__Your objective__. In the listing below, locate the lines that hold the string "نمبر". Copy those lines.

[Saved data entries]
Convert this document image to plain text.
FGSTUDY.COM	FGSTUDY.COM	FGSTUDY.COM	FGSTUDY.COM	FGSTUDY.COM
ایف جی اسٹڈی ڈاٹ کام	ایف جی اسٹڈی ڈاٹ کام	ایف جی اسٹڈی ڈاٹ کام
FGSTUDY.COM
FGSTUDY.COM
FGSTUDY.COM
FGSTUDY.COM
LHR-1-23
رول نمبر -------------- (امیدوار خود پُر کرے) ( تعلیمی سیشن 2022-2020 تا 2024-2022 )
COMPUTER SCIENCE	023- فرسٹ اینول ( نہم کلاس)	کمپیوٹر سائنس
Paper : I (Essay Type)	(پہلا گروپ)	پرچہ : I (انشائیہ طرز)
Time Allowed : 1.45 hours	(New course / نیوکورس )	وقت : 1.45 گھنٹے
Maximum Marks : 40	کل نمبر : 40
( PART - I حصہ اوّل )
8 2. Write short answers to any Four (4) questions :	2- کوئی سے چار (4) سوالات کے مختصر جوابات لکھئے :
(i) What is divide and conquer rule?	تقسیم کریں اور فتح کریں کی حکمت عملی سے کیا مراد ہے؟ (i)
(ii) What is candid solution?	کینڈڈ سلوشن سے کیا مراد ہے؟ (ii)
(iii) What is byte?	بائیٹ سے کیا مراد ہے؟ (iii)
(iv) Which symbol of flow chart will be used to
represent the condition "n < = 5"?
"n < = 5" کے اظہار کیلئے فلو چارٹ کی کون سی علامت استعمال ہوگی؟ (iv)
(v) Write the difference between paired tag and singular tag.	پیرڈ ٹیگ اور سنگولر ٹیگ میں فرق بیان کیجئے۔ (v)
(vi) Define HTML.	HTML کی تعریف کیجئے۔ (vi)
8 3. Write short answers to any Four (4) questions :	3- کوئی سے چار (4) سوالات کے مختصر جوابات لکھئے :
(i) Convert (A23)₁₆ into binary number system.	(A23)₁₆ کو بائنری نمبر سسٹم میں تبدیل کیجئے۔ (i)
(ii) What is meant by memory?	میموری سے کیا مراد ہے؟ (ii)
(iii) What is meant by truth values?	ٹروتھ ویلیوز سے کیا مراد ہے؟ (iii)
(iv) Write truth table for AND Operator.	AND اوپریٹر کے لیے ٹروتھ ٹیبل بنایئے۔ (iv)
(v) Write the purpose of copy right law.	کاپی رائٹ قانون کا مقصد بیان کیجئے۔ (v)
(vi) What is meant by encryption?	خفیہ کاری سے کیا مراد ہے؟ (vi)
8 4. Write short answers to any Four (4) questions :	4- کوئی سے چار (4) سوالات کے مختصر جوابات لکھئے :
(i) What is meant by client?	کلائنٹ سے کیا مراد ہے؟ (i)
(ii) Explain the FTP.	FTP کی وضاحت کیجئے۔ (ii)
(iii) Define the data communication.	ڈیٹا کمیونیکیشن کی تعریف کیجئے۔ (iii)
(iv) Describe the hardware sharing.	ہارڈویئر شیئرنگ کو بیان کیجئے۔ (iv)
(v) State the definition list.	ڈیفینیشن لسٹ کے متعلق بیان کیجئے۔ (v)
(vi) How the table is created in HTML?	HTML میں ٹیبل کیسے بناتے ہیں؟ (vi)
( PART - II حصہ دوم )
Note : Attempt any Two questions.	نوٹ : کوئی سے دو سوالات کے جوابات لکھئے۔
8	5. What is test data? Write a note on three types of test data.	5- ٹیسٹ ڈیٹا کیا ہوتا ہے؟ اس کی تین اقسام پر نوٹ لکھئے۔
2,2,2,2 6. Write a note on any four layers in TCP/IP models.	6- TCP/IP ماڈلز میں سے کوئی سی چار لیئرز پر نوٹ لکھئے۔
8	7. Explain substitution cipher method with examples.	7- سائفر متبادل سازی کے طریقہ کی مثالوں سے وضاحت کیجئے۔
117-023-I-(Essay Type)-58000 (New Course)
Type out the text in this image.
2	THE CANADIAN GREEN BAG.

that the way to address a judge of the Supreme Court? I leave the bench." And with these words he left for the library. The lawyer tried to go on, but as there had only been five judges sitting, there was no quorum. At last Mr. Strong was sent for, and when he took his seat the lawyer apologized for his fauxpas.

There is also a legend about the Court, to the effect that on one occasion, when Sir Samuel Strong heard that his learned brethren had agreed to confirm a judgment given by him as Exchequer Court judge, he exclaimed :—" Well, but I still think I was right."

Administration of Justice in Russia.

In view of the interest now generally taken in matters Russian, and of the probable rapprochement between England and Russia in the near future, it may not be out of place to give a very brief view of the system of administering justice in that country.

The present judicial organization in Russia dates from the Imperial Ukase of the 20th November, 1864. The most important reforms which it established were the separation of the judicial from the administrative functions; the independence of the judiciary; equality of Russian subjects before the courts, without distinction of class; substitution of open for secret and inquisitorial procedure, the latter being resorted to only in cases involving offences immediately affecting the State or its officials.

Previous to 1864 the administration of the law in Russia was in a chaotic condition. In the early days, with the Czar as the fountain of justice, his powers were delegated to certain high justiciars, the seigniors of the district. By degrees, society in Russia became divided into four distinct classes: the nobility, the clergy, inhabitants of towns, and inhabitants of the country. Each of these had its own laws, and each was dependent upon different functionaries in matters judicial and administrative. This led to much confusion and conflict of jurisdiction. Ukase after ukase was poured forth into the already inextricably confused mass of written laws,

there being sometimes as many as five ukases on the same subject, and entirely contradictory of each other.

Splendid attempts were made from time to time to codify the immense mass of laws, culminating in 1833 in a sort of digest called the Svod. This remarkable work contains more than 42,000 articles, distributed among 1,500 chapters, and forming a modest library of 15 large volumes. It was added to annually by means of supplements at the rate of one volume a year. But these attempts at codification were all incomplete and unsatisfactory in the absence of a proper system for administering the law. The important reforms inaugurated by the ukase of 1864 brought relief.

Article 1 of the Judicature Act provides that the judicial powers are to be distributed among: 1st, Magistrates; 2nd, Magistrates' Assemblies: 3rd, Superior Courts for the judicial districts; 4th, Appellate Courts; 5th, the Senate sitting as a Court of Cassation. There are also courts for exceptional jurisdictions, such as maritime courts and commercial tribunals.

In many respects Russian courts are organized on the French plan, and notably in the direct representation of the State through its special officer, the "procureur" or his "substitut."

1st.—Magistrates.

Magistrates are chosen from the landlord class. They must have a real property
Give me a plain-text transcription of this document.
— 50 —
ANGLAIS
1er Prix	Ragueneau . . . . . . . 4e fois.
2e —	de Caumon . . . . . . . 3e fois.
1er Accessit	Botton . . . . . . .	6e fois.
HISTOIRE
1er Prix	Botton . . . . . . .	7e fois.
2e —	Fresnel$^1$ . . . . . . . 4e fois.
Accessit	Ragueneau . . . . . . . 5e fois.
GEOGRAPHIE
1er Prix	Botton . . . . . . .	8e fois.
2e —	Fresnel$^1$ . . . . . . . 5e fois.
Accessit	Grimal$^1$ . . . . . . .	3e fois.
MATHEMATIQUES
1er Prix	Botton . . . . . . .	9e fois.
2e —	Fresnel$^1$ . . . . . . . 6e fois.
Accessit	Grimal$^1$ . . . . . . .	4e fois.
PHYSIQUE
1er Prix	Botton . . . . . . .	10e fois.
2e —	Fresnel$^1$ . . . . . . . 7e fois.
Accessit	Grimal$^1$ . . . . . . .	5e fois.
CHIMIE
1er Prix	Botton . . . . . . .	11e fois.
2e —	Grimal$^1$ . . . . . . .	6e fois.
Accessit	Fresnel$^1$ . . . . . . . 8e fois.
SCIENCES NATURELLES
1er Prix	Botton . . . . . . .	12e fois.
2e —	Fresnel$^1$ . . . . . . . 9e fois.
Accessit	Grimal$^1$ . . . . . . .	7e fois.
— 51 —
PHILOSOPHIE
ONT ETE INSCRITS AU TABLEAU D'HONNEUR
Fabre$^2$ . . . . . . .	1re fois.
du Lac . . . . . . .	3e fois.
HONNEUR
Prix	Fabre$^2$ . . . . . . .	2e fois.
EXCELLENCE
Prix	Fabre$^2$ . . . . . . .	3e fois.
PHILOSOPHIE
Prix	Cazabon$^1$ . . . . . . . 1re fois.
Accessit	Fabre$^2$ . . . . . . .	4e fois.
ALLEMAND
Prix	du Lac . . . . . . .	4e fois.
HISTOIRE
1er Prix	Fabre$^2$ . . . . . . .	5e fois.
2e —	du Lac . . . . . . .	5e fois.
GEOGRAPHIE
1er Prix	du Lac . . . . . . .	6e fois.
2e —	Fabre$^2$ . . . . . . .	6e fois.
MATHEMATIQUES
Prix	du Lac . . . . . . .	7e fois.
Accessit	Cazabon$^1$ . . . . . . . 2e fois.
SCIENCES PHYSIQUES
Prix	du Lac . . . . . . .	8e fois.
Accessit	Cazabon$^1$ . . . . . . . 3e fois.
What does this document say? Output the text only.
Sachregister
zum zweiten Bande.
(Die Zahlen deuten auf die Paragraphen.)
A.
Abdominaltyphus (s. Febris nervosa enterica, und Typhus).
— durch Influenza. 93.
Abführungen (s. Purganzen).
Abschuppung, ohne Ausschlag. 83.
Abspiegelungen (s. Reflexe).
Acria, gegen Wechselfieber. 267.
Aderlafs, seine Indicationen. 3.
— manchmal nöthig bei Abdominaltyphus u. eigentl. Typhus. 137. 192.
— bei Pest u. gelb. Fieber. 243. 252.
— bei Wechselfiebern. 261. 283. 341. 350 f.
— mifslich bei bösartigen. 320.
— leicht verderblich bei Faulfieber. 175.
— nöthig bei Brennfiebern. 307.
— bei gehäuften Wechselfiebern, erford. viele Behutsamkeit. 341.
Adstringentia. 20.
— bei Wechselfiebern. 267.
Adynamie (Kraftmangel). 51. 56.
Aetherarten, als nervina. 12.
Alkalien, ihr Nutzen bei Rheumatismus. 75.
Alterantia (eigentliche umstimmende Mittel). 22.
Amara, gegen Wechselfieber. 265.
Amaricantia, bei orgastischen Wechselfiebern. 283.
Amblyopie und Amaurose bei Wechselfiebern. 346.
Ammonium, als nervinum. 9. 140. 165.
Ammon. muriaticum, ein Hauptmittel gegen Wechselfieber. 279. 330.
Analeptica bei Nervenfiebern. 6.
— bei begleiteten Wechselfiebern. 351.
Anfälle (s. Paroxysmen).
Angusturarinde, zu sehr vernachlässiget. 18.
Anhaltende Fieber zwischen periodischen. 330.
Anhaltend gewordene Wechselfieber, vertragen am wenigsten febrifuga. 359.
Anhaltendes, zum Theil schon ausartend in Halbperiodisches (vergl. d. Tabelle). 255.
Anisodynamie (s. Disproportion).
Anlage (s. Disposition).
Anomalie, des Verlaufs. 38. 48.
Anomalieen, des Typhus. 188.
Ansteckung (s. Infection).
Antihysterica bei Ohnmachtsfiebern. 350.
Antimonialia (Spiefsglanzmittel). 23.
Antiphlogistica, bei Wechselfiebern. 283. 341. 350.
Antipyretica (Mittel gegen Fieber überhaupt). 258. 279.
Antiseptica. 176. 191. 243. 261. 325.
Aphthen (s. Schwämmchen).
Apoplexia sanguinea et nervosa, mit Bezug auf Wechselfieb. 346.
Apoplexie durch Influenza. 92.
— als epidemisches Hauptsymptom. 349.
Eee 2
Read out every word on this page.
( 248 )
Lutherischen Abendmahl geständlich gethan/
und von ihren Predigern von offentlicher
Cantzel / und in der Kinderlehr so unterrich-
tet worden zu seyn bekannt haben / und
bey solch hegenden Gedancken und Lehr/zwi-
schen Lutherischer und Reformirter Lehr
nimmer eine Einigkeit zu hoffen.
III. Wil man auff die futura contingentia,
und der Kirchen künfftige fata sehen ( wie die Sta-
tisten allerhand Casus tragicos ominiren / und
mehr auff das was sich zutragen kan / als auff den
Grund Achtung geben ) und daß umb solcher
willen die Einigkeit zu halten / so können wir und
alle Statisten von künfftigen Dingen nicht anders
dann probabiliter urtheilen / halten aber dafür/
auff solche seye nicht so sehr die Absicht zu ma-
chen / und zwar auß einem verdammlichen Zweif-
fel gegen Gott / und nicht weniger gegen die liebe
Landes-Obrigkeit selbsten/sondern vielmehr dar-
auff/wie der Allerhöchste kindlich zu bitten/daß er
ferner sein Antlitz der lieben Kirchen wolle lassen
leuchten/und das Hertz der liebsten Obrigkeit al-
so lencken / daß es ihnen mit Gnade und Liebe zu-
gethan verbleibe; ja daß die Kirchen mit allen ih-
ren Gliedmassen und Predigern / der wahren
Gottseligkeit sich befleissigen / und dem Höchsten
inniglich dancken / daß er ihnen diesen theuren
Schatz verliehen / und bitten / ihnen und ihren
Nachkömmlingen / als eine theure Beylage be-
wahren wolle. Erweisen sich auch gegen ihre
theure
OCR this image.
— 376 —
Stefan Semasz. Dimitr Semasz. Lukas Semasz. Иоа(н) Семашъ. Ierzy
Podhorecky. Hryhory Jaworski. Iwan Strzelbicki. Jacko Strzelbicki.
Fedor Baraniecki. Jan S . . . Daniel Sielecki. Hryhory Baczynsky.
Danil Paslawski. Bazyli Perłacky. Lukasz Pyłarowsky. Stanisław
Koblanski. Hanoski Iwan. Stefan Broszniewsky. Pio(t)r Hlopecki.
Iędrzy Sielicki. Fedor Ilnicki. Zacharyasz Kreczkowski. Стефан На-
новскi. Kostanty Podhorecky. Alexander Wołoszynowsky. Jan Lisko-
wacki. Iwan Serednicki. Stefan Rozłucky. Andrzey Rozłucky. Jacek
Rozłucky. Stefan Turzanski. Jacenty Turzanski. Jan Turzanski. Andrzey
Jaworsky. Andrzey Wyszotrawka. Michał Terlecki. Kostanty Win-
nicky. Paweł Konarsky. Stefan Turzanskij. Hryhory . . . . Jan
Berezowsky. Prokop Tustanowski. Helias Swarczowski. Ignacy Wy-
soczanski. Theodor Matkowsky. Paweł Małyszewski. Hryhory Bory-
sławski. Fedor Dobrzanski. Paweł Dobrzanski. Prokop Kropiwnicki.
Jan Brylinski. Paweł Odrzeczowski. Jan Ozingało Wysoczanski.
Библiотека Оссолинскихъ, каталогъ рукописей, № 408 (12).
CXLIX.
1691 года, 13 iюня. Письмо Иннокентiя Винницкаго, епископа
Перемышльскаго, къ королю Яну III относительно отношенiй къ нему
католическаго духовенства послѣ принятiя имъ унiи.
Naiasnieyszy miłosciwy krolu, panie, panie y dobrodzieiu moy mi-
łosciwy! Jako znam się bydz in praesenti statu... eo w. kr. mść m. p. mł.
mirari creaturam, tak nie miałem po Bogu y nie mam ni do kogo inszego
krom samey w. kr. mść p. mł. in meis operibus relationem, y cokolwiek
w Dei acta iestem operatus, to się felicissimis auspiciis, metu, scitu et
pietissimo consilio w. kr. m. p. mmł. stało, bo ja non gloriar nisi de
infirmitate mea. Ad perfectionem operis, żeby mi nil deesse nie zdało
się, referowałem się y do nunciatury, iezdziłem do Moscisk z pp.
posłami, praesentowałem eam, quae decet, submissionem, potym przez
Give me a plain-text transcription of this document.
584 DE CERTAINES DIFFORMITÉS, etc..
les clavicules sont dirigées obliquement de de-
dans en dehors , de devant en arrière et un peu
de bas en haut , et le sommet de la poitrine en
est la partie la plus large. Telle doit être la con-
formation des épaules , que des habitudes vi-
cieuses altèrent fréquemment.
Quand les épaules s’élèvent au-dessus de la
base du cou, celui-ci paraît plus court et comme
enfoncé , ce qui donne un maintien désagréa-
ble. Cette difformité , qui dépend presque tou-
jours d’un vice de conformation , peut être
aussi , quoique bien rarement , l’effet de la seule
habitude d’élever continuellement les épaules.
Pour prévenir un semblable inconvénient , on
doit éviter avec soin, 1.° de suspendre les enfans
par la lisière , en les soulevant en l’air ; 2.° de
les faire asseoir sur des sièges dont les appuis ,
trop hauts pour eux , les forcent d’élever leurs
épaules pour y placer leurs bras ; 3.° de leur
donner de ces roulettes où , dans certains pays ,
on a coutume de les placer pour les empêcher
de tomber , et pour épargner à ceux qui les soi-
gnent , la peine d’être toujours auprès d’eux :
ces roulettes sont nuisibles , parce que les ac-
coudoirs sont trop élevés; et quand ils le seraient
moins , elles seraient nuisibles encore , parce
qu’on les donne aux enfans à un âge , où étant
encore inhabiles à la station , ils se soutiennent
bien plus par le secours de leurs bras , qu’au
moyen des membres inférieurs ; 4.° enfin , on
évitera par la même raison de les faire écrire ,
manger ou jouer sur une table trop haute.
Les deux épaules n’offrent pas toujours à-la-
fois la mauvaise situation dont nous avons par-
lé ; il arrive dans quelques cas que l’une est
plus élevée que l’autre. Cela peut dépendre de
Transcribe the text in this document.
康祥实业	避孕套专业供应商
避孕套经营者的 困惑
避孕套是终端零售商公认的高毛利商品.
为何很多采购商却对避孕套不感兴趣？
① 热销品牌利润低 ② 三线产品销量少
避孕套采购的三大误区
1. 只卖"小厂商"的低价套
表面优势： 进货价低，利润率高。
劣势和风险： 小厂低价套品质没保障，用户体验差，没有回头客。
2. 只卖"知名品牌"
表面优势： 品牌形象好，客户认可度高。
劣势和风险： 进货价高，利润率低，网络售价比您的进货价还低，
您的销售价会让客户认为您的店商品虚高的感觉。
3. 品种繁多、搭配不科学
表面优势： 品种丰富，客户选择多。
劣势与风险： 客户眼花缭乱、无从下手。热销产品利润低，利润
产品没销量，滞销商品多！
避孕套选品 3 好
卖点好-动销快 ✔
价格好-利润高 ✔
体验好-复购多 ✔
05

__Response__.
رول نمبر -------------- (امیدوار خود پُر کرے) ( تعلیمی سیشن 2022-2020 تا 2024-2022 )
Maximum Marks : 40	کل نمبر : 40
(i) Convert (A23)₁₆ into binary number system.	(A23)₁₆ کو بائنری نمبر سسٹم میں تبدیل کیجئے۔ (i)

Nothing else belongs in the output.